Exercise details » Copy each line below that includes "Assist".

The records »
START

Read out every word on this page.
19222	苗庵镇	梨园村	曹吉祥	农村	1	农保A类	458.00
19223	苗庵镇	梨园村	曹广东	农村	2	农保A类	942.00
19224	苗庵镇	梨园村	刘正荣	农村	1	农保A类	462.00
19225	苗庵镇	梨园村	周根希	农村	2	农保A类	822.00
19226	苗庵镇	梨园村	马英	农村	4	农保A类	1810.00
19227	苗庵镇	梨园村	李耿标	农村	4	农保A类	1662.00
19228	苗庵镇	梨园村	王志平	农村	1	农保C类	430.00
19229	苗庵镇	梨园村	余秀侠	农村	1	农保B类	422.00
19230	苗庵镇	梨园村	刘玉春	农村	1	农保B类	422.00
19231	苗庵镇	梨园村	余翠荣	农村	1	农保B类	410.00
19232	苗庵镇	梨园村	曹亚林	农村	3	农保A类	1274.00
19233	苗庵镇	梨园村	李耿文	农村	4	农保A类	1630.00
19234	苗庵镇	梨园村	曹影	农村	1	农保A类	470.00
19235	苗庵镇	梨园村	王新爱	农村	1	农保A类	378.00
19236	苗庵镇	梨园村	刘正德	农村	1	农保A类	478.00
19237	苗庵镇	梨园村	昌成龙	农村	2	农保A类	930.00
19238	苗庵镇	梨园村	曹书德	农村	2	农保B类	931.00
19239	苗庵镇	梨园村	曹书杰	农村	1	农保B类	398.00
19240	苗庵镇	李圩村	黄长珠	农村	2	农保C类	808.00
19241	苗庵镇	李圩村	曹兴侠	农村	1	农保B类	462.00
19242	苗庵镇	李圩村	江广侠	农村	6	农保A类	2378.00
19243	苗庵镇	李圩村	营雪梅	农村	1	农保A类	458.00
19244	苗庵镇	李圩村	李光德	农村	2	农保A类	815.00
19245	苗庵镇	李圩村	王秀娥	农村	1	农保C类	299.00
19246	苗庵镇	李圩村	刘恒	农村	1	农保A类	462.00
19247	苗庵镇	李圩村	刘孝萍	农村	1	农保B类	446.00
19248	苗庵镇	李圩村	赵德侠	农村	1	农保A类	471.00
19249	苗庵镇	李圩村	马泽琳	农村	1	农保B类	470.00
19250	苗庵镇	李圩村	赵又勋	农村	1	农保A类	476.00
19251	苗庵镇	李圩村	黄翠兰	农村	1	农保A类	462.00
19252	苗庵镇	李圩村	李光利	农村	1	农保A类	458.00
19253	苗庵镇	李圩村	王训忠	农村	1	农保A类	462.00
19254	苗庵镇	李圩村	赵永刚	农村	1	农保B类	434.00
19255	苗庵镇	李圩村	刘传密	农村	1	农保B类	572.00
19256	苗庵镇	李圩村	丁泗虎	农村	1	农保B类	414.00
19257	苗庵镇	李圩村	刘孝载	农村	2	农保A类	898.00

END
START

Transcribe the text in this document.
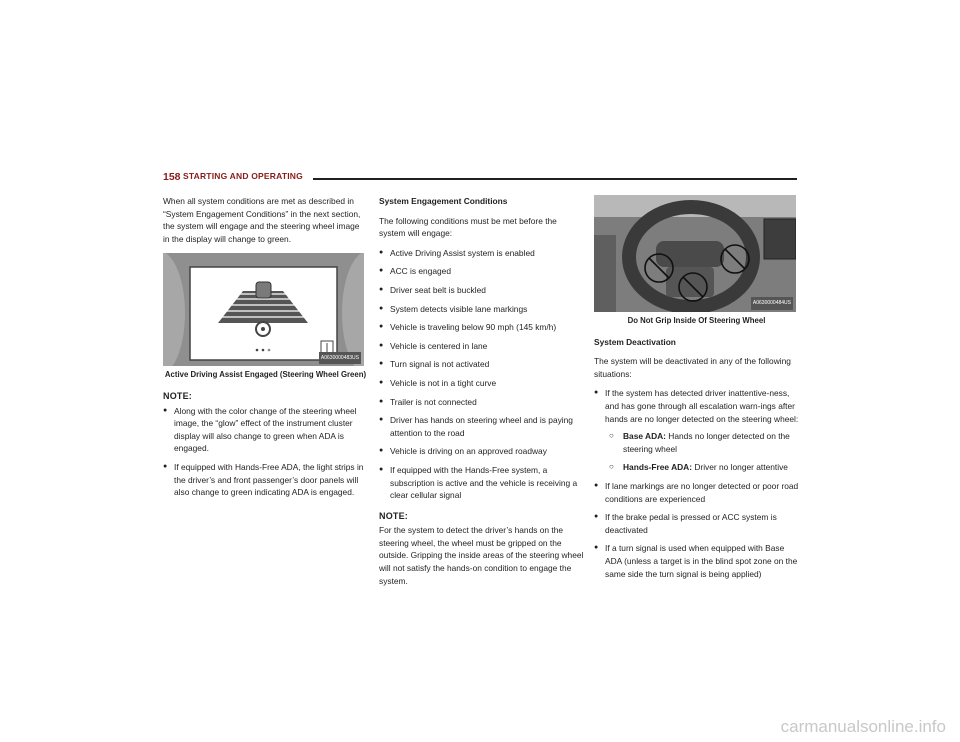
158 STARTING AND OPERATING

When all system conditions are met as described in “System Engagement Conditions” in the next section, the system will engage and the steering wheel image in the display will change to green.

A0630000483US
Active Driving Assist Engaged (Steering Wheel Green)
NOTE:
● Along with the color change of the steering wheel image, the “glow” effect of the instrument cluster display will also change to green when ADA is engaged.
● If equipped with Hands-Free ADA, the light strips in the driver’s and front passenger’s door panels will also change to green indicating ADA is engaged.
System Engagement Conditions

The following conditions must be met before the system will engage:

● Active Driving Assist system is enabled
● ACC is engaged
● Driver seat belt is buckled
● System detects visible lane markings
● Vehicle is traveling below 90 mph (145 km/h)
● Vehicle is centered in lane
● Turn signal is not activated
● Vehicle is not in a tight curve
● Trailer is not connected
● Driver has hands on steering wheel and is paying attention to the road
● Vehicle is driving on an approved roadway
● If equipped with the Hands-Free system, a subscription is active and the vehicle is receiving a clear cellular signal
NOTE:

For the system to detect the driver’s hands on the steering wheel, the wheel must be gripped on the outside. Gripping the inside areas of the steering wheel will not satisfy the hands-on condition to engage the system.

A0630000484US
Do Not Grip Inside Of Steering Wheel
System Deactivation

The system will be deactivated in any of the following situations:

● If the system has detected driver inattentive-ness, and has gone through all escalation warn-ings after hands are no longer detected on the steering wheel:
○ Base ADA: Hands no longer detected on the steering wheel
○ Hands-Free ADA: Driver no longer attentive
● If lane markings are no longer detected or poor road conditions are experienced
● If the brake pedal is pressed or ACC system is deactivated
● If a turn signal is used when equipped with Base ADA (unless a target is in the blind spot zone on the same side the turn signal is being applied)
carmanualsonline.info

END

Task response »
Active Driving Assist Engaged (Steering Wheel Green)
● Active Driving Assist system is enabled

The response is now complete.